* [Material for this exercise]
===

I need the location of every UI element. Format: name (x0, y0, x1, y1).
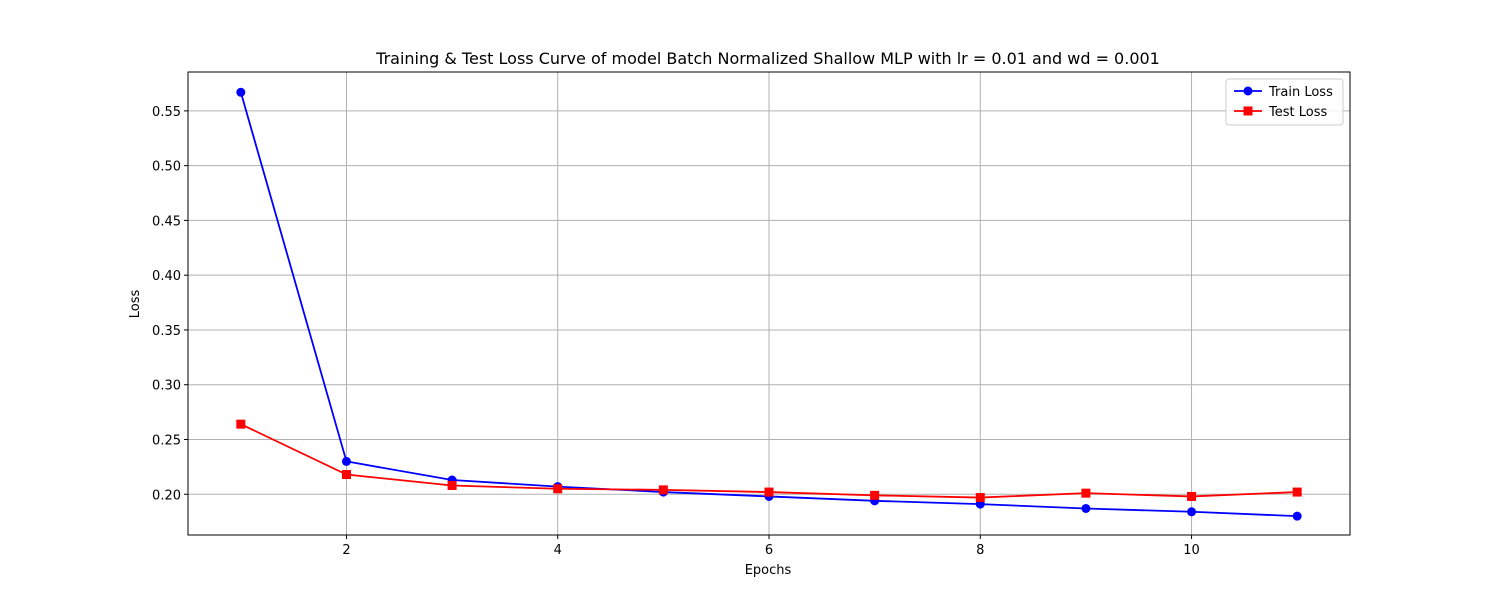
y-tick-label: 0.55 (152, 105, 181, 120)
test-loss-point (1292, 487, 1302, 497)
legend-train-loss-label: Train Loss (1268, 85, 1333, 100)
x-tick-label: 2 (342, 543, 350, 558)
test-loss-point (658, 485, 668, 495)
legend-train-loss-marker (1243, 86, 1253, 96)
test-loss-point (975, 493, 985, 503)
y-tick-label: 0.50 (152, 160, 181, 175)
series-group (236, 87, 1302, 521)
test-loss-point (870, 490, 880, 500)
test-loss-point (447, 480, 457, 490)
train-loss-point (236, 87, 246, 97)
legend: Train Loss Test Loss (1225, 78, 1344, 126)
test-loss-point (1187, 491, 1197, 501)
legend-test-loss-label: Test Loss (1268, 105, 1327, 120)
x-tick-label: 8 (976, 543, 984, 558)
test-loss-point (1081, 488, 1091, 498)
x-tick-label: 6 (765, 543, 773, 558)
y-tick-label: 0.35 (152, 324, 181, 339)
y-tick-label: 0.20 (152, 488, 181, 503)
test-loss-point (764, 487, 774, 497)
chart-title: Training & Test Loss Curve of model Batc… (375, 49, 1160, 68)
train-loss-point (341, 456, 351, 466)
axis-ticks: 2 4 6 8 10 0.20 0.25 0.30 0.35 0.40 0.45 0.50 0.55 (152, 105, 1200, 558)
test-loss-point (341, 470, 351, 480)
test-loss-point (553, 484, 563, 494)
train-loss-point (1081, 503, 1091, 513)
legend-test-loss-marker (1243, 106, 1253, 116)
x-tick-label: 10 (1183, 543, 1200, 558)
y-tick-label: 0.30 (152, 379, 181, 394)
y-axis-label: Loss (128, 290, 143, 319)
x-axis-label: Epochs (745, 563, 792, 578)
train-loss-point (1187, 507, 1197, 517)
test-loss-point (236, 419, 246, 429)
y-tick-label: 0.25 (152, 433, 181, 448)
x-tick-label: 4 (554, 543, 562, 558)
train-loss-point (1292, 511, 1302, 521)
y-tick-label: 0.40 (152, 269, 181, 284)
grid-lines (188, 72, 1350, 535)
plot-frame (187, 71, 1351, 536)
y-tick-label: 0.45 (152, 214, 181, 229)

===

* [The request]
Reproduce the lines starting with the line with "y-tick-label: 0.55 (152, 105, 181, 120)" and going on through the line with "x-tick-label: 8 (976, 543, 984, 558)", substituting "validation-loss-point" for each "test-loss-point" and leaving everything else unchanged.

* [Result]
y-tick-label: 0.55 (152, 105, 181, 120)
validation-loss-point (1292, 487, 1302, 497)
legend-train-loss-label: Train Loss (1268, 85, 1333, 100)
x-tick-label: 2 (342, 543, 350, 558)
validation-loss-point (658, 485, 668, 495)
legend-train-loss-marker (1243, 86, 1253, 96)
validation-loss-point (975, 493, 985, 503)
y-tick-label: 0.50 (152, 160, 181, 175)
series-group (236, 87, 1302, 521)
validation-loss-point (870, 490, 880, 500)
validation-loss-point (447, 480, 457, 490)
train-loss-point (236, 87, 246, 97)
legend: Train Loss Test Loss (1225, 78, 1344, 126)
validation-loss-point (1187, 491, 1197, 501)
legend-test-loss-label: Test Loss (1268, 105, 1327, 120)
x-tick-label: 8 (976, 543, 984, 558)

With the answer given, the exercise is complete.